Task requirements – Reproduce all entries word for word.

--- Start of Supplied data ---

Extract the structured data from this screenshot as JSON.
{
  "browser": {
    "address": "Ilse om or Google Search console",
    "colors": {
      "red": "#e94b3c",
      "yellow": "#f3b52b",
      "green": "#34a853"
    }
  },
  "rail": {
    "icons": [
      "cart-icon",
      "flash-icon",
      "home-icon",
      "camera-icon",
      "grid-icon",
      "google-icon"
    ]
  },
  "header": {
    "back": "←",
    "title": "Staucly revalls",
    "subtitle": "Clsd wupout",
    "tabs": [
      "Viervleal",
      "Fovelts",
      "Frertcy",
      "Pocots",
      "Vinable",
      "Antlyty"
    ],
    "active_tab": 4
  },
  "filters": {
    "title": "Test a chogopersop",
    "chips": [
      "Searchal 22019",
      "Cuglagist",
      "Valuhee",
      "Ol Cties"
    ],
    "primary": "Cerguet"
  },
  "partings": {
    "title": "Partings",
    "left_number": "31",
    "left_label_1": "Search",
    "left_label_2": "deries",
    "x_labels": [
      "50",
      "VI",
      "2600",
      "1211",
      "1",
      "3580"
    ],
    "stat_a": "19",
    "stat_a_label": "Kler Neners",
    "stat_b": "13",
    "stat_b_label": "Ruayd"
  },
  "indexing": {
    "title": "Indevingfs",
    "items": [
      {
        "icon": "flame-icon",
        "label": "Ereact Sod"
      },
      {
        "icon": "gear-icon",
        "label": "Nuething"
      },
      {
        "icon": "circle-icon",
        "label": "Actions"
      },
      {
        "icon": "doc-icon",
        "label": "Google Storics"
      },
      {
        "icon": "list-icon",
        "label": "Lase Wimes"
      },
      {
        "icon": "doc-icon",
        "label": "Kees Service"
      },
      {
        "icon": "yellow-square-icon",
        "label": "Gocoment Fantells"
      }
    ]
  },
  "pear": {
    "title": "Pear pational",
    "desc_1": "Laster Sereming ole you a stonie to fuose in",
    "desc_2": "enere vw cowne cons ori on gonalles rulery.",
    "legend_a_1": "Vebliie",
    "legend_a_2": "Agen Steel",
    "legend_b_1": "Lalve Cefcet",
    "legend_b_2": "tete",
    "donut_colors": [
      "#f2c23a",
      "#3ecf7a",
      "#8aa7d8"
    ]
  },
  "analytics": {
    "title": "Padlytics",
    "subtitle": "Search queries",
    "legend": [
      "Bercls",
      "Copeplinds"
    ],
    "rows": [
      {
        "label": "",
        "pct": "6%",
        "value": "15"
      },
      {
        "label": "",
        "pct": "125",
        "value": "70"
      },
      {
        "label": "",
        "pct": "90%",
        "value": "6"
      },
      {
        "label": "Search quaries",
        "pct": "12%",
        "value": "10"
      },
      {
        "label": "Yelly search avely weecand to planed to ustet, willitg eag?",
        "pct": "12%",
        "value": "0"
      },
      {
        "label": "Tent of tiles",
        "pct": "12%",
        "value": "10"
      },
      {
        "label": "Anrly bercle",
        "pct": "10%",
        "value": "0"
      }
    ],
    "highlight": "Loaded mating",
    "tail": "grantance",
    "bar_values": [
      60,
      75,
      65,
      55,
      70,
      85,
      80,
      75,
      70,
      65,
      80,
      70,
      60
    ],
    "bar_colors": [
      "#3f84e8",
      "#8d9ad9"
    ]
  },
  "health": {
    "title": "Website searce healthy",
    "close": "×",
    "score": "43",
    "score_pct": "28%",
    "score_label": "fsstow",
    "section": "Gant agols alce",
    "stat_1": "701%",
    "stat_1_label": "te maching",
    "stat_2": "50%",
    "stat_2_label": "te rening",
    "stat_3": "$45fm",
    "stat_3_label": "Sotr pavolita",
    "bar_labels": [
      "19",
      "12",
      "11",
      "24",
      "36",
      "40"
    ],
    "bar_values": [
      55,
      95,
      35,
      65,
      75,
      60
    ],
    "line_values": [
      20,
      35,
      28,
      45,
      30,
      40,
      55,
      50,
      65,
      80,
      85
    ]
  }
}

--- End of Supplied data ---

Correct result –
Extract the structured data from this screenshot as JSON.
{
  "browser": {
    "address": "Ilse om or Google Search console",
    "colors": {
      "red": "#e94b3c",
      "yellow": "#f3b52b",
      "green": "#34a853"
    }
  },
  "rail": {
    "icons": [
      "cart-icon",
      "flash-icon",
      "home-icon",
      "camera-icon",
      "grid-icon",
      "google-icon"
    ]
  },
  "header": {
    "back": "←",
    "title": "Staucly revalls",
    "subtitle": "Clsd wupout",
    "tabs": [
      "Viervleal",
      "Fovelts",
      "Frertcy",
      "Pocots",
      "Vinable",
      "Antlyty"
    ],
    "active_tab": 4
  },
  "filters": {
    "title": "Test a chogopersop",
    "chips": [
      "Searchal 22019",
      "Cuglagist",
      "Valuhee",
      "Ol Cties"
    ],
    "primary": "Cerguet"
  },
  "partings": {
    "title": "Partings",
    "left_number": "31",
    "left_label_1": "Search",
    "left_label_2": "deries",
    "x_labels": [
      "50",
      "VI",
      "2600",
      "1211",
      "1",
      "3580"
    ],
    "stat_a": "19",
    "stat_a_label": "Kler Neners",
    "stat_b": "13",
    "stat_b_label": "Ruayd"
  },
  "indexing": {
    "title": "Indevingfs",
    "items": [
      {
        "icon": "flame-icon",
        "label": "Ereact Sod"
      },
      {
        "icon": "gear-icon",
        "label": "Nuething"
      },
      {
        "icon": "circle-icon",
        "label": "Actions"
      },
      {
        "icon": "doc-icon",
        "label": "Google Storics"
      },
      {
        "icon": "list-icon",
        "label": "Lase Wimes"
      },
      {
        "icon": "doc-icon",
        "label": "Kees Service"
      },
      {
        "icon": "yellow-square-icon",
        "label": "Gocoment Fantells"
      }
    ]
  },
  "pear": {
    "title": "Pear pational",
    "desc_1": "Laster Sereming ole you a stonie to fuose in",
    "desc_2": "enere vw cowne cons ori on gonalles rulery.",
    "legend_a_1": "Vebliie",
    "legend_a_2": "Agen Steel",
    "legend_b_1": "Lalve Cefcet",
    "legend_b_2": "tete",
    "donut_colors": [
      "#f2c23a",
      "#3ecf7a",
      "#8aa7d8"
    ]
  },
  "analytics": {
    "title": "Padlytics",
    "subtitle": "Search queries",
    "legend": [
      "Bercls",
      "Copeplinds"
    ],
    "rows": [
      {
        "label": "",
        "pct": "6%",
        "value": "15"
      },
      {
        "label": "",
        "pct": "125",
        "value": "70"
      },
      {
        "label": "",
        "pct": "90%",
        "value": "6"
      },
      {
        "label": "Search quaries",
        "pct": "12%",
        "value": "10"
      },
      {
        "label": "Yelly search avely weecand to planed to ustet, willitg eag?",
        "pct": "12%",
        "value": "0"
      },
      {
        "label": "Tent of tiles",
        "pct": "12%",
        "value": "10"
      },
      {
        "label": "Anrly bercle",
        "pct": "10%",
        "value": "0"
      }
    ],
    "highlight": "Loaded mating",
    "tail": "grantance",
    "bar_values": [
      60,
      75,
      65,
      55,
      70,
      85,
      80,
      75,
      70,
      65,
      80,
      70,
      60
    ],
    "bar_colors": [
      "#3f84e8",
      "#8d9ad9"
    ]
  },
  "health": {
    "title": "Website searce healthy",
    "close": "×",
    "score": "43",
    "score_pct": "28%",
    "score_label": "fsstow",
    "section": "Gant agols alce",
    "stat_1": "701%",
    "stat_1_label": "te maching",
    "stat_2": "50%",
    "stat_2_label": "te rening",
    "stat_3": "$45fm",
    "stat_3_label": "Sotr pavolita",
    "bar_labels": [
      "19",
      "12",
      "11",
      "24",
      "36",
      "40"
    ],
    "bar_values": [
      55,
      95,
      35,
      65,
      75,
      60
    ],
    "line_values": [
      20,
      35,
      28,
      45,
      30,
      40,
      55,
      50,
      65,
      80,
      85
    ]
  }
}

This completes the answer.